— Begin Records for the task —

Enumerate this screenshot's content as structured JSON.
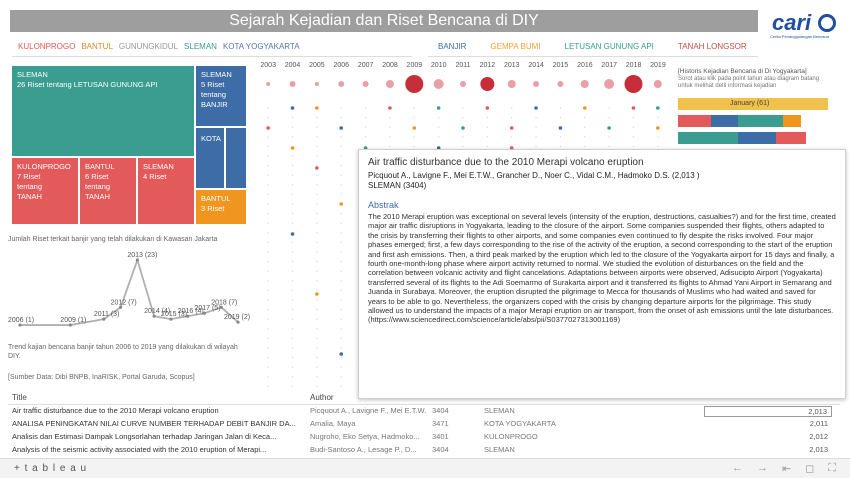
{
  "header": {
    "title": "Sejarah Kejadian dan Riset Bencana di DIY"
  },
  "logo": {
    "word": "cari",
    "sub": "Cerita Penanggulangan Bencana"
  },
  "filters": {
    "regions": [
      "KULONPROGO",
      "BANTUL",
      "GUNUNGKIDUL",
      "SLEMAN",
      "KOTA YOGYAKARTA"
    ],
    "categories": [
      "BANJIR",
      "GEMPA BUMI",
      "LETUSAN GUNUNG API",
      "TANAH LONGSOR"
    ]
  },
  "treemap": {
    "sleman_letusan": {
      "region": "SLEMAN",
      "text": "26 Riset tentang  LETUSAN GUNUNG API"
    },
    "sleman_banjir": {
      "region": "SLEMAN",
      "line1": "5 Riset",
      "line2": "tentang",
      "line3": "BANJIR"
    },
    "kota": {
      "region": "KOTA"
    },
    "kulonprogo": {
      "region": "KULONPROGO",
      "line1": "7 Riset",
      "line2": "tentang",
      "line3": "TANAH"
    },
    "bantul_tanah": {
      "region": "BANTUL",
      "line1": "6 Riset",
      "line2": "tentang",
      "line3": "TANAH"
    },
    "sleman_tanah": {
      "region": "SLEMAN",
      "line1": "4 Riset"
    },
    "bantul_banjir": {
      "region": "BANTUL",
      "line1": "3 Riset"
    }
  },
  "line_section": {
    "title": "Jumlah Riset terkait banjir yang telah dilakukan di Kawasan Jakarta",
    "note": "Trend kajian bencana banjir tahun  2006 to 2019   yang dilakukan di wilayah DIY.",
    "source": "[Sumber Data: Dibi BNPB, InaRISK, Portal Garuda, Scopus]"
  },
  "chart_data": {
    "type": "line",
    "x": [
      "2006",
      "2009",
      "2011",
      "2012",
      "2013",
      "2014",
      "2015",
      "2016",
      "2017",
      "2018",
      "2019"
    ],
    "values": [
      1,
      1,
      3,
      7,
      23,
      4,
      3,
      4,
      5,
      7,
      2
    ],
    "point_labels": [
      "2006 (1)",
      "2009 (1)",
      "2011 (3)",
      "2012 (7)",
      "2013 (23)",
      "2014 (4)",
      "2015 (3)",
      "2016 (4)",
      "2017 (5)",
      "2018 (7)",
      "2019 (2)"
    ],
    "color": "#b0b0b0"
  },
  "bubble": {
    "years": [
      "2003",
      "2004",
      "2005",
      "2006",
      "2007",
      "2008",
      "2009",
      "2010",
      "2011",
      "2012",
      "2013",
      "2014",
      "2015",
      "2016",
      "2017",
      "2018",
      "2019"
    ]
  },
  "history": {
    "title": "[Historis Kejadian Bencana di Di Yogyakarta]",
    "desc": "Sorot atau klik pada point tahun atau diagram batang untuk melihat detil informasi kejadian",
    "selected_label": "January  (61)"
  },
  "tooltip": {
    "title": "Air traffic disturbance due to the 2010 Merapi volcano eruption",
    "authors": "Picquout A., Lavigne F., Mei E.T.W., Grancher D., Noer C., Vidal C.M., Hadmoko D.S. (2,013 )",
    "location": "SLEMAN (3404)",
    "abstract_head": "Abstrak",
    "abstract": "The 2010 Merapi eruption was exceptional on several levels (intensity of the eruption, destructions, casualties?) and for the first time, created major air traffic disruptions in Yogyakarta, leading to the closure of the airport. Some companies suspended their flights, others adapted to the crisis by transferring their flights to other airports, and some companies even continued to fly despite the risks involved. Four major phases emerged; first, a few days corresponding to the rise of the activity of the eruption, a second corresponding to the start of the eruption and first ash emissions. Then, a third peak marked by the eruption which led to the closure of the Yogyakarta airport for 15 days and finally, a fourth one-month-long phase where airport activity returned to normal. We studied the evolution of disturbances on the field and the correlation between volcanic activity and flight cancelations. Adaptations between airports were observed, Adisucipto Airport (Yogyakarta) transferred several of its flights to the Adi Soemarmo of Surakarta airport and it transferred its flights to Ahmad Yani Airport in Semarang and Juanda in Surabaya. Moreover, the eruption disrupted the pilgrimage to Mecca for thousands of Muslims who had waited and saved for years to be able to go. Nevertheless, the organizers coped with the crisis by changing departure airports for the pilgrimage. This study allowed us to understand the impacts of a major Merapi eruption on air transport, from the onset of ash emissions until the late disturbances. (https://www.sciencedirect.com/science/article/abs/pii/S0377027313001169)"
  },
  "table": {
    "headers": {
      "title": "Title",
      "author": "Author"
    },
    "rows": [
      {
        "title": "Air traffic disturbance due to the 2010 Merapi volcano eruption",
        "author": "Picquout A., Lavigne F., Mei E.T.W.",
        "id": "3404",
        "loc": "SLEMAN",
        "year": "2,013"
      },
      {
        "title": "ANALISA PENINGKATAN NILAI CURVE NUMBER TERHADAP DEBIT BANJIR DA...",
        "author": "Amalia, Maya",
        "id": "3471",
        "loc": "KOTA YOGYAKARTA",
        "year": "2,011"
      },
      {
        "title": "Analisis dan Estimasi Dampak Longsorlahan terhadap Jaringan Jalan di Keca...",
        "author": "Nugroho, Eko Setya, Hadmoko...",
        "id": "3401",
        "loc": "KULONPROGO",
        "year": "2,012"
      },
      {
        "title": "Analysis of the seismic activity associated with the 2010 eruption of Merapi...",
        "author": "Budi-Santoso A., Lesage P., D...",
        "id": "3404",
        "loc": "SLEMAN",
        "year": "2,013"
      }
    ]
  },
  "footer": {
    "brand": "+ t a b l e a u"
  }
}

— End Records for the task —

= Exercise prompt =
Copy the material above exactly and drop the pictures.

= Solution =
Enumerate this screenshot's content as structured JSON.
{
  "header": {
    "title": "Sejarah Kejadian dan Riset Bencana di DIY"
  },
  "logo": {
    "word": "cari",
    "sub": "Cerita Penanggulangan Bencana"
  },
  "filters": {
    "regions": [
      "KULONPROGO",
      "BANTUL",
      "GUNUNGKIDUL",
      "SLEMAN",
      "KOTA YOGYAKARTA"
    ],
    "categories": [
      "BANJIR",
      "GEMPA BUMI",
      "LETUSAN GUNUNG API",
      "TANAH LONGSOR"
    ]
  },
  "treemap": {
    "sleman_letusan": {
      "region": "SLEMAN",
      "text": "26 Riset tentang  LETUSAN GUNUNG API"
    },
    "sleman_banjir": {
      "region": "SLEMAN",
      "line1": "5 Riset",
      "line2": "tentang",
      "line3": "BANJIR"
    },
    "kota": {
      "region": "KOTA"
    },
    "kulonprogo": {
      "region": "KULONPROGO",
      "line1": "7 Riset",
      "line2": "tentang",
      "line3": "TANAH"
    },
    "bantul_tanah": {
      "region": "BANTUL",
      "line1": "6 Riset",
      "line2": "tentang",
      "line3": "TANAH"
    },
    "sleman_tanah": {
      "region": "SLEMAN",
      "line1": "4 Riset"
    },
    "bantul_banjir": {
      "region": "BANTUL",
      "line1": "3 Riset"
    }
  },
  "line_section": {
    "title": "Jumlah Riset terkait banjir yang telah dilakukan di Kawasan Jakarta",
    "note": "Trend kajian bencana banjir tahun  2006 to 2019   yang dilakukan di wilayah DIY.",
    "source": "[Sumber Data: Dibi BNPB, InaRISK, Portal Garuda, Scopus]"
  },
  "chart_data": {
    "type": "line",
    "x": [
      "2006",
      "2009",
      "2011",
      "2012",
      "2013",
      "2014",
      "2015",
      "2016",
      "2017",
      "2018",
      "2019"
    ],
    "values": [
      1,
      1,
      3,
      7,
      23,
      4,
      3,
      4,
      5,
      7,
      2
    ],
    "point_labels": [
      "2006 (1)",
      "2009 (1)",
      "2011 (3)",
      "2012 (7)",
      "2013 (23)",
      "2014 (4)",
      "2015 (3)",
      "2016 (4)",
      "2017 (5)",
      "2018 (7)",
      "2019 (2)"
    ],
    "color": "#b0b0b0"
  },
  "bubble": {
    "years": [
      "2003",
      "2004",
      "2005",
      "2006",
      "2007",
      "2008",
      "2009",
      "2010",
      "2011",
      "2012",
      "2013",
      "2014",
      "2015",
      "2016",
      "2017",
      "2018",
      "2019"
    ]
  },
  "history": {
    "title": "[Historis Kejadian Bencana di Di Yogyakarta]",
    "desc": "Sorot atau klik pada point tahun atau diagram batang untuk melihat detil informasi kejadian",
    "selected_label": "January  (61)"
  },
  "tooltip": {
    "title": "Air traffic disturbance due to the 2010 Merapi volcano eruption",
    "authors": "Picquout A., Lavigne F., Mei E.T.W., Grancher D., Noer C., Vidal C.M., Hadmoko D.S. (2,013 )",
    "location": "SLEMAN (3404)",
    "abstract_head": "Abstrak",
    "abstract": "The 2010 Merapi eruption was exceptional on several levels (intensity of the eruption, destructions, casualties?) and for the first time, created major air traffic disruptions in Yogyakarta, leading to the closure of the airport. Some companies suspended their flights, others adapted to the crisis by transferring their flights to other airports, and some companies even continued to fly despite the risks involved. Four major phases emerged; first, a few days corresponding to the rise of the activity of the eruption, a second corresponding to the start of the eruption and first ash emissions. Then, a third peak marked by the eruption which led to the closure of the Yogyakarta airport for 15 days and finally, a fourth one-month-long phase where airport activity returned to normal. We studied the evolution of disturbances on the field and the correlation between volcanic activity and flight cancelations. Adaptations between airports were observed, Adisucipto Airport (Yogyakarta) transferred several of its flights to the Adi Soemarmo of Surakarta airport and it transferred its flights to Ahmad Yani Airport in Semarang and Juanda in Surabaya. Moreover, the eruption disrupted the pilgrimage to Mecca for thousands of Muslims who had waited and saved for years to be able to go. Nevertheless, the organizers coped with the crisis by changing departure airports for the pilgrimage. This study allowed us to understand the impacts of a major Merapi eruption on air transport, from the onset of ash emissions until the late disturbances. (https://www.sciencedirect.com/science/article/abs/pii/S0377027313001169)"
  },
  "table": {
    "headers": {
      "title": "Title",
      "author": "Author"
    },
    "rows": [
      {
        "title": "Air traffic disturbance due to the 2010 Merapi volcano eruption",
        "author": "Picquout A., Lavigne F., Mei E.T.W.",
        "id": "3404",
        "loc": "SLEMAN",
        "year": "2,013"
      },
      {
        "title": "ANALISA PENINGKATAN NILAI CURVE NUMBER TERHADAP DEBIT BANJIR DA...",
        "author": "Amalia, Maya",
        "id": "3471",
        "loc": "KOTA YOGYAKARTA",
        "year": "2,011"
      },
      {
        "title": "Analisis dan Estimasi Dampak Longsorlahan terhadap Jaringan Jalan di Keca...",
        "author": "Nugroho, Eko Setya, Hadmoko...",
        "id": "3401",
        "loc": "KULONPROGO",
        "year": "2,012"
      },
      {
        "title": "Analysis of the seismic activity associated with the 2010 eruption of Merapi...",
        "author": "Budi-Santoso A., Lesage P., D...",
        "id": "3404",
        "loc": "SLEMAN",
        "year": "2,013"
      }
    ]
  },
  "footer": {
    "brand": "+ t a b l e a u"
  }
}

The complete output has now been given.